>> Begin Supplied data

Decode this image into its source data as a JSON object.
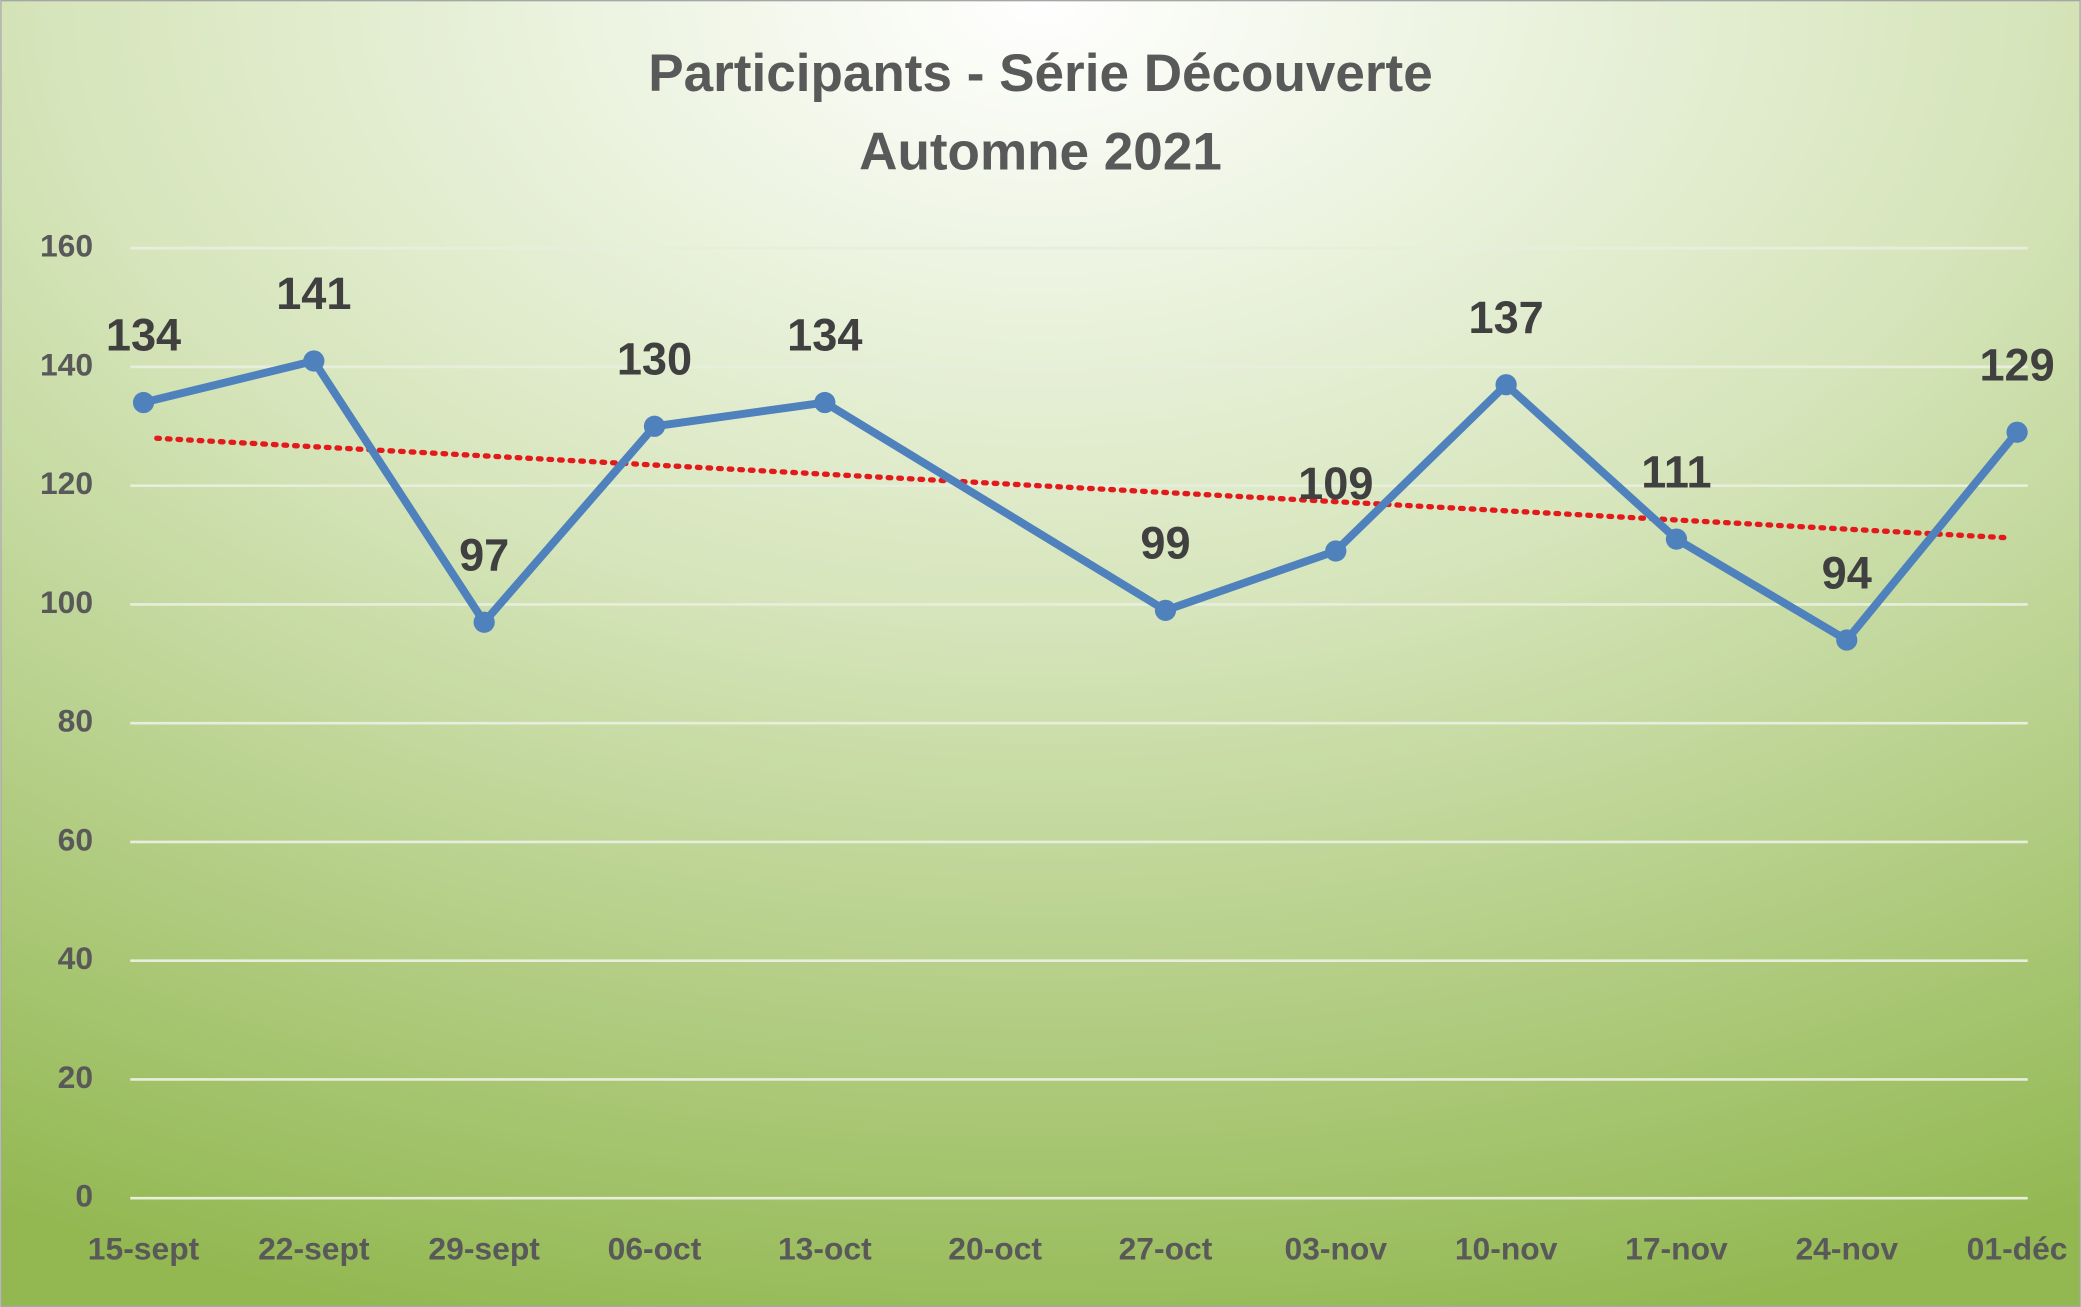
{
  "chart_data": {
    "type": "line",
    "title": "Participants - Série Découverte",
    "subtitle": "Automne 2021",
    "categories": [
      "15-sept",
      "22-sept",
      "29-sept",
      "06-oct",
      "13-oct",
      "20-oct",
      "27-oct",
      "03-nov",
      "10-nov",
      "17-nov",
      "24-nov",
      "01-déc"
    ],
    "series": [
      {
        "name": "Participants",
        "color": "#4f81bd",
        "values": [
          134,
          141,
          97,
          130,
          134,
          null,
          99,
          109,
          137,
          111,
          94,
          129
        ]
      }
    ],
    "trendline": {
      "type": "linear",
      "color": "#e31a1c"
    },
    "ylim": [
      0,
      160
    ],
    "yticks": [
      0,
      20,
      40,
      60,
      80,
      100,
      120,
      140,
      160
    ],
    "grid": true
  }
}
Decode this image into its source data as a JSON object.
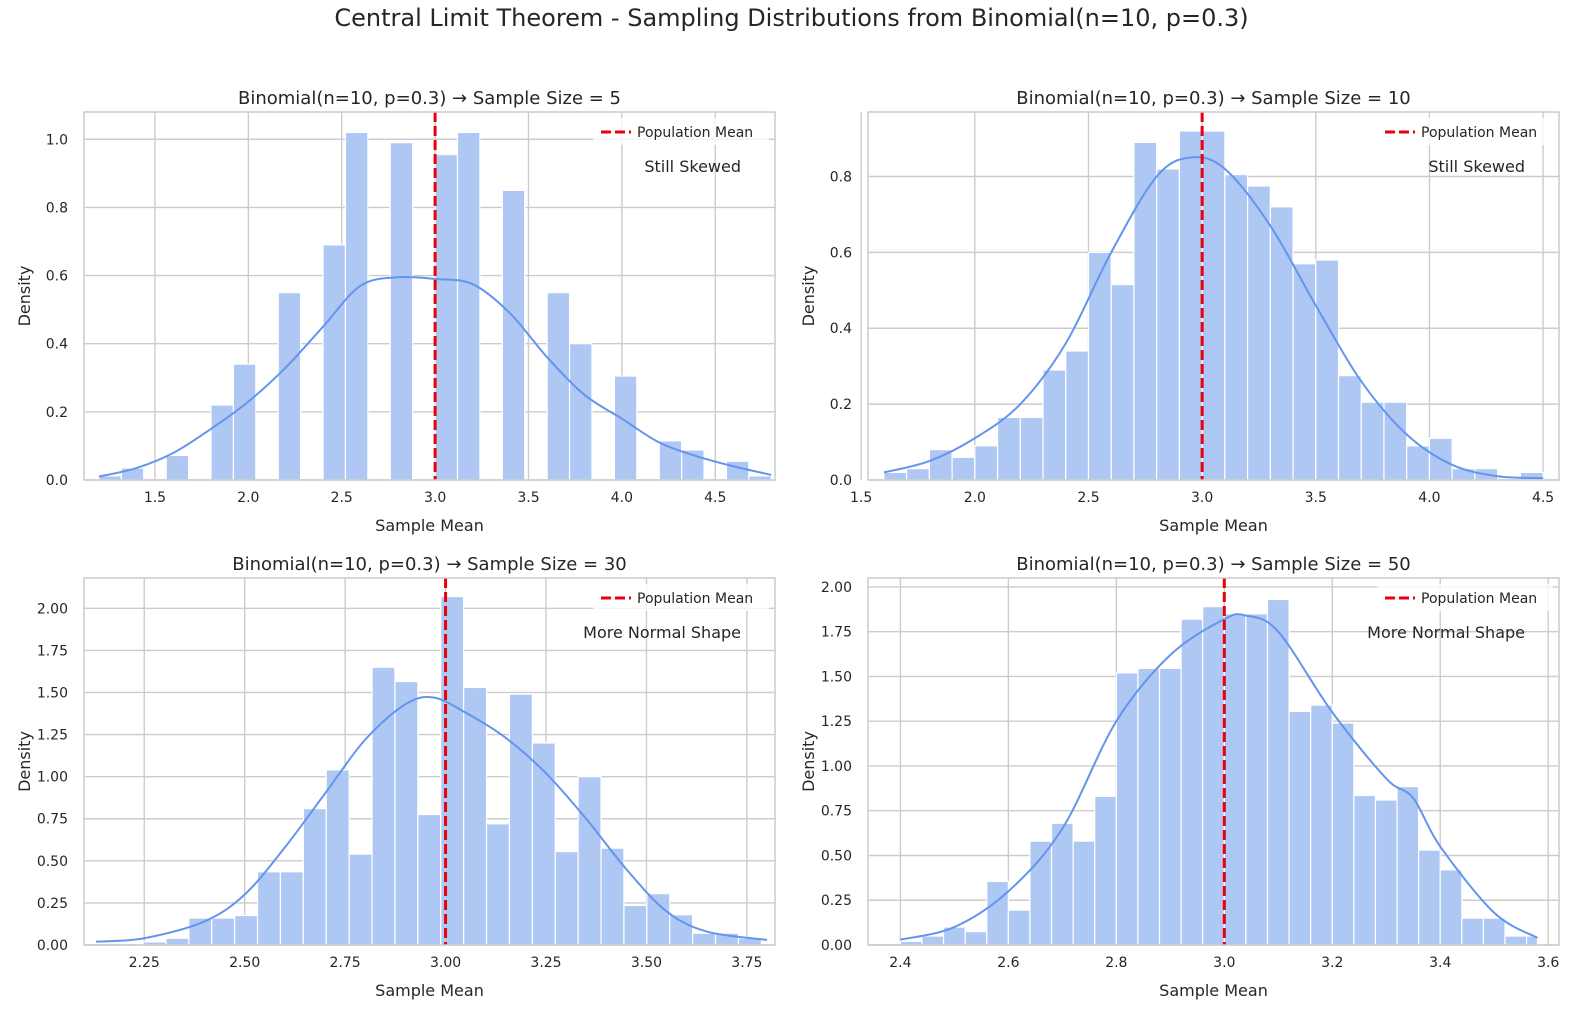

>> End Supplied data

▶ **What you will do**
Exclude the pictures, and transcribe all of the material exactly.

▶ **Answer to the exercise**
Decode this image into its source data as a JSON object.
{
  "chart_data": {
    "type": "line",
    "title": "Participants - Série Découverte",
    "subtitle": "Automne 2021",
    "categories": [
      "15-sept",
      "22-sept",
      "29-sept",
      "06-oct",
      "13-oct",
      "20-oct",
      "27-oct",
      "03-nov",
      "10-nov",
      "17-nov",
      "24-nov",
      "01-déc"
    ],
    "series": [
      {
        "name": "Participants",
        "color": "#4f81bd",
        "values": [
          134,
          141,
          97,
          130,
          134,
          null,
          99,
          109,
          137,
          111,
          94,
          129
        ]
      }
    ],
    "trendline": {
      "type": "linear",
      "color": "#e31a1c"
    },
    "ylim": [
      0,
      160
    ],
    "yticks": [
      0,
      20,
      40,
      60,
      80,
      100,
      120,
      140,
      160
    ],
    "grid": true
  }
}
Decode this image into its source data as a JSON object.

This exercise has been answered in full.